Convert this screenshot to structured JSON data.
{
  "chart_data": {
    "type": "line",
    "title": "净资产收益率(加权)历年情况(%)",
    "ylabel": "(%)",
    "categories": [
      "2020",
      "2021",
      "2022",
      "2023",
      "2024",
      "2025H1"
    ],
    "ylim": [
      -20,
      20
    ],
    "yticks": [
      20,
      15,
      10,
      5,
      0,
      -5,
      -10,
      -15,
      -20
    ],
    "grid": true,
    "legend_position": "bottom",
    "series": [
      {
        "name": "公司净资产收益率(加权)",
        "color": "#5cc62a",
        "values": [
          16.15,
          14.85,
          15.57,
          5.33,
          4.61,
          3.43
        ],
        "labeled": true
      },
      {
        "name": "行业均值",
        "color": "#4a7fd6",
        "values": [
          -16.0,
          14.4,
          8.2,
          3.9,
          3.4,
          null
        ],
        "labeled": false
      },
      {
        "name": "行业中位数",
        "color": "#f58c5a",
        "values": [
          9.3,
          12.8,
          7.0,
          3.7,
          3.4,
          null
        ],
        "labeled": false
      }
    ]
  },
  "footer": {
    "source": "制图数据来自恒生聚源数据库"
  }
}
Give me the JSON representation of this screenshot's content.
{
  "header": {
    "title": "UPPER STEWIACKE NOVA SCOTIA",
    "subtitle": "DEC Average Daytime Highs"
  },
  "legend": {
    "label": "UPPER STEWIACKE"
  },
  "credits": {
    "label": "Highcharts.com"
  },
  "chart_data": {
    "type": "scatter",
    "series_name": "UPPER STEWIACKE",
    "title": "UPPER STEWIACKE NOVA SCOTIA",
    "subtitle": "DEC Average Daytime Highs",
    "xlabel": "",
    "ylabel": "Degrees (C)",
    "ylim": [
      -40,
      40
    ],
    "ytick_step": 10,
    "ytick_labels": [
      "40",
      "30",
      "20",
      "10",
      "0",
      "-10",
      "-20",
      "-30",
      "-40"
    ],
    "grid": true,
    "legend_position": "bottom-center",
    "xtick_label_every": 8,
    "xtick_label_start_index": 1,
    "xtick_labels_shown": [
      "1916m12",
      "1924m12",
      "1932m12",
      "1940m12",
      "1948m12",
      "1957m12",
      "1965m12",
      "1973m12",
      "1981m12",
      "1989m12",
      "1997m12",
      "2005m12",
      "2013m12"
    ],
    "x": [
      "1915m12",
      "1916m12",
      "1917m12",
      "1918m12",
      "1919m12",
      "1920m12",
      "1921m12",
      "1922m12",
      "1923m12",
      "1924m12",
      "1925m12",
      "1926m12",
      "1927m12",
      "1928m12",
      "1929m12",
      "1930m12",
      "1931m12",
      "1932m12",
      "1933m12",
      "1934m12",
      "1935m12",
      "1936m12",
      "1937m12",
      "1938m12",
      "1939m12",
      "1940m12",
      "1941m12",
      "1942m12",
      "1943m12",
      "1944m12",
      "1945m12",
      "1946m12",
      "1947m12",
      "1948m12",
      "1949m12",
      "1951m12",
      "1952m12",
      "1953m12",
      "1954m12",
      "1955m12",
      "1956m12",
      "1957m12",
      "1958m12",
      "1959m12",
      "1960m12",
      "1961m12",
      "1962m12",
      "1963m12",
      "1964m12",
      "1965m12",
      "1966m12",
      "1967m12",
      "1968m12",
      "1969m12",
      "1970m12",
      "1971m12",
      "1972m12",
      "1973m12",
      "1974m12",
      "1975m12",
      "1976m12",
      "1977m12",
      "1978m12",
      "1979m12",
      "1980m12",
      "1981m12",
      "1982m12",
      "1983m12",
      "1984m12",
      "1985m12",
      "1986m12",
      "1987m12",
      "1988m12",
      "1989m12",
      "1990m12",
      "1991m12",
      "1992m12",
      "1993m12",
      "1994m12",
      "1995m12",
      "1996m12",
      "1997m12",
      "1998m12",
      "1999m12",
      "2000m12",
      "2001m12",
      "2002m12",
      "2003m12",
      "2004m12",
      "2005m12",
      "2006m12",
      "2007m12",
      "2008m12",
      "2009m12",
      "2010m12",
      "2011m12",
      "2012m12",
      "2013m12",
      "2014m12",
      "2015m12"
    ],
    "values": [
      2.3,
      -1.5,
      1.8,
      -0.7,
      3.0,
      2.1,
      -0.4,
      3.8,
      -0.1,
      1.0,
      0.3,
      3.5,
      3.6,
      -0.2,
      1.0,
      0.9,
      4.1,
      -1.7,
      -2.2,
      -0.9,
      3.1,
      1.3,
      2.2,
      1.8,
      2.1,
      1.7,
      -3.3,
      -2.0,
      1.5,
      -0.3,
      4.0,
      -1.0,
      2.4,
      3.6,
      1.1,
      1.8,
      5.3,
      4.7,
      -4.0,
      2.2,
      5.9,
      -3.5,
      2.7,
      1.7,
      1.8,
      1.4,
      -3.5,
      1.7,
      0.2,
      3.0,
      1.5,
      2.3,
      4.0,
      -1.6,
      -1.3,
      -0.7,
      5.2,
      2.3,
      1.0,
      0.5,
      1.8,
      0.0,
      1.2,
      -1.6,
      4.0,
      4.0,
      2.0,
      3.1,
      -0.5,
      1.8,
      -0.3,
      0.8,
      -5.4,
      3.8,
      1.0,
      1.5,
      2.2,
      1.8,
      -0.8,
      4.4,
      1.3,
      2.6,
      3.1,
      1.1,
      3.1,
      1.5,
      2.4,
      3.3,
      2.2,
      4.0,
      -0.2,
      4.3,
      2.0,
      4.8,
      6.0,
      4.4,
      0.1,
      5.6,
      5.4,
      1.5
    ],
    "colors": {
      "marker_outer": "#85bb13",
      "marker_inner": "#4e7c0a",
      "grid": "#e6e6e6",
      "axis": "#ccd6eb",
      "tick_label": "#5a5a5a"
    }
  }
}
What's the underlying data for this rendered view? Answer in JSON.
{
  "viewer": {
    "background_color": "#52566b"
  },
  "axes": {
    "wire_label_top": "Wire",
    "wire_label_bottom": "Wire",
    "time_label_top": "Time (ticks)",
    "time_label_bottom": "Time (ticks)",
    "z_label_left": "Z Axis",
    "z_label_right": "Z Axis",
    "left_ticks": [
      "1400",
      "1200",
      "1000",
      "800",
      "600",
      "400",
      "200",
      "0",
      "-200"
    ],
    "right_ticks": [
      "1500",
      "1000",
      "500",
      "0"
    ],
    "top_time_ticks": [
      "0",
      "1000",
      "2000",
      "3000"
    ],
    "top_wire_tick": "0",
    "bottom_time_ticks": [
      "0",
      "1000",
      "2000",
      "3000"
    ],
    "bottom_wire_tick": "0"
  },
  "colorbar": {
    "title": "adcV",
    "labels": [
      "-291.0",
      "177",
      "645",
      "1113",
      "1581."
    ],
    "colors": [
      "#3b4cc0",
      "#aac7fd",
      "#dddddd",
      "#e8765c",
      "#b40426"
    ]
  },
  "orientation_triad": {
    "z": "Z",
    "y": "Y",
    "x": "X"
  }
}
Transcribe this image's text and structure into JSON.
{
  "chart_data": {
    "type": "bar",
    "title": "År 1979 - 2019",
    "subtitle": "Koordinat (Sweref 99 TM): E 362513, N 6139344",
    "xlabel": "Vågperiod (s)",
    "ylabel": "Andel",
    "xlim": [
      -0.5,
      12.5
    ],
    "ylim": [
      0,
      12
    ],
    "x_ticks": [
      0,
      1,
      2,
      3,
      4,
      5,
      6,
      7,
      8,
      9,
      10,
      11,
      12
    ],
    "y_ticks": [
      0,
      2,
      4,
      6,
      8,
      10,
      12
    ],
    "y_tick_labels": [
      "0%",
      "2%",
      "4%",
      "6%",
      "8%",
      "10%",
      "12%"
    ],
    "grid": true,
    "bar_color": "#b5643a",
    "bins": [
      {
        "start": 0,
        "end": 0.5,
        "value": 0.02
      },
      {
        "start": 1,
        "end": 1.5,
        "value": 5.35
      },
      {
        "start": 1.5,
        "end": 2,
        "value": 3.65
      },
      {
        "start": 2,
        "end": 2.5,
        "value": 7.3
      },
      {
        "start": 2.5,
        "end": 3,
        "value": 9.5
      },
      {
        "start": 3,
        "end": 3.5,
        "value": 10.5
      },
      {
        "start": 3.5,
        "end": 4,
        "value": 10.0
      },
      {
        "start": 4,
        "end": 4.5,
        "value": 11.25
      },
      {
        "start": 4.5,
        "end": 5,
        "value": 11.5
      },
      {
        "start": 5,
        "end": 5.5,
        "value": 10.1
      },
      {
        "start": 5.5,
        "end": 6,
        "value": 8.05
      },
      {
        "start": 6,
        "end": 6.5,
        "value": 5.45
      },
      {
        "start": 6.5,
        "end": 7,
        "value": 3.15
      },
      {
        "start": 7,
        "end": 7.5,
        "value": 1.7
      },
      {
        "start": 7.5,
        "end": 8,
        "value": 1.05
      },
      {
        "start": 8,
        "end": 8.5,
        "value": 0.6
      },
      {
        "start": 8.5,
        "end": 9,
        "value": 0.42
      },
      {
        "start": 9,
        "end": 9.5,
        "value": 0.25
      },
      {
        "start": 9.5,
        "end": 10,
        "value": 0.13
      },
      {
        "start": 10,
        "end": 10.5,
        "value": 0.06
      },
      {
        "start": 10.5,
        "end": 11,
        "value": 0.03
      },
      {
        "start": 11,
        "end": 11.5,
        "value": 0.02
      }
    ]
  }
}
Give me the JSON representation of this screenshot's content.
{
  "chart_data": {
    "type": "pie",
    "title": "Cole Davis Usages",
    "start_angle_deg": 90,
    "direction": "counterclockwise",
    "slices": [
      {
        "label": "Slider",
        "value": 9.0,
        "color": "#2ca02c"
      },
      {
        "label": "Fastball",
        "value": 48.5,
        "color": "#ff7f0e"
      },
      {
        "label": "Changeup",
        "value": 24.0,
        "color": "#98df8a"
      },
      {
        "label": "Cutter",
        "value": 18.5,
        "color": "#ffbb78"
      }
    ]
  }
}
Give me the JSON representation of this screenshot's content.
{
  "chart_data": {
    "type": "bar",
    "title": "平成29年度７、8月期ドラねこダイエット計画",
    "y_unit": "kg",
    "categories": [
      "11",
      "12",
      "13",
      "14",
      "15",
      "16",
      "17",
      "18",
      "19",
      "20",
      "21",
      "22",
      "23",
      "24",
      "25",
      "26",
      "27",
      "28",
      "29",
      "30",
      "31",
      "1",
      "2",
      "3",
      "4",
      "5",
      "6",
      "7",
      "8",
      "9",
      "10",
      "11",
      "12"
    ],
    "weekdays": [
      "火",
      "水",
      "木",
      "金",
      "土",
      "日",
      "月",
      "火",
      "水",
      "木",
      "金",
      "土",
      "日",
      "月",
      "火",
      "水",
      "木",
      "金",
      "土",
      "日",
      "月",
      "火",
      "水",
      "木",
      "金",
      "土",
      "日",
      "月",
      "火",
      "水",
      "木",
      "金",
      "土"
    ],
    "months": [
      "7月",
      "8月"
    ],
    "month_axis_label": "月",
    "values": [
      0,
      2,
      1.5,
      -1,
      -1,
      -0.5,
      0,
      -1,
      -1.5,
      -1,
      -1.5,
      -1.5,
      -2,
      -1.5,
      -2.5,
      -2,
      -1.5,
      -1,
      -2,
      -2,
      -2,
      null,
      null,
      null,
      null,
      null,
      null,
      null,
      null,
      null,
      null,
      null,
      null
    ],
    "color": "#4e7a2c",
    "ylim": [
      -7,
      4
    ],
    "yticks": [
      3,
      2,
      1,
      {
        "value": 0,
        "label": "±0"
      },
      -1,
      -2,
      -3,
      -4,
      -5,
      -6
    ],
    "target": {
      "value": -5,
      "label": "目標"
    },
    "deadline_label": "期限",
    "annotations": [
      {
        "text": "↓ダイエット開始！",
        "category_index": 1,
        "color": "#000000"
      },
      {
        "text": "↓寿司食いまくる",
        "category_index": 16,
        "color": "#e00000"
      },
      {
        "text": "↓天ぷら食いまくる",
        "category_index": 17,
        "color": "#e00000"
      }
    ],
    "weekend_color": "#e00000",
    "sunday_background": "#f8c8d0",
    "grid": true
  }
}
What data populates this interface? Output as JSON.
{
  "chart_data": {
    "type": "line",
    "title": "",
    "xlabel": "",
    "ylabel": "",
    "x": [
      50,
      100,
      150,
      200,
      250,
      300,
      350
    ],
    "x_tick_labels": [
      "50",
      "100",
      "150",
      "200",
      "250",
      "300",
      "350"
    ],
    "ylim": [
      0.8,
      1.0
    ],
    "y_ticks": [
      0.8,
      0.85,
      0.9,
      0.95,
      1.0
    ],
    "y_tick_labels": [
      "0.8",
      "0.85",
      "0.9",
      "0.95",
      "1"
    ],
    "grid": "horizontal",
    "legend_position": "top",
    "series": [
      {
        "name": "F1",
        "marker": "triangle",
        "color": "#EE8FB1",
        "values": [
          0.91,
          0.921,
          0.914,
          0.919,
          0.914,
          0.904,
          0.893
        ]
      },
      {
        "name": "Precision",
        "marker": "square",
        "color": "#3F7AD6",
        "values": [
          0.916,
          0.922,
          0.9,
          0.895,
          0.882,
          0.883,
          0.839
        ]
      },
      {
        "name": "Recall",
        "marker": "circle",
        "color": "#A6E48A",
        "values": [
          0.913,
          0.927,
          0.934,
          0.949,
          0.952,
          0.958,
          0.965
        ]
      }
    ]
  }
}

------------------------------------------------------------------------

◆ **Task to complete**
Where a line in the material above holds "Average", copy that line.

◆ **Written answer**
    "subtitle": "DEC Average Daytime Highs"
    "subtitle": "DEC Average Daytime Highs",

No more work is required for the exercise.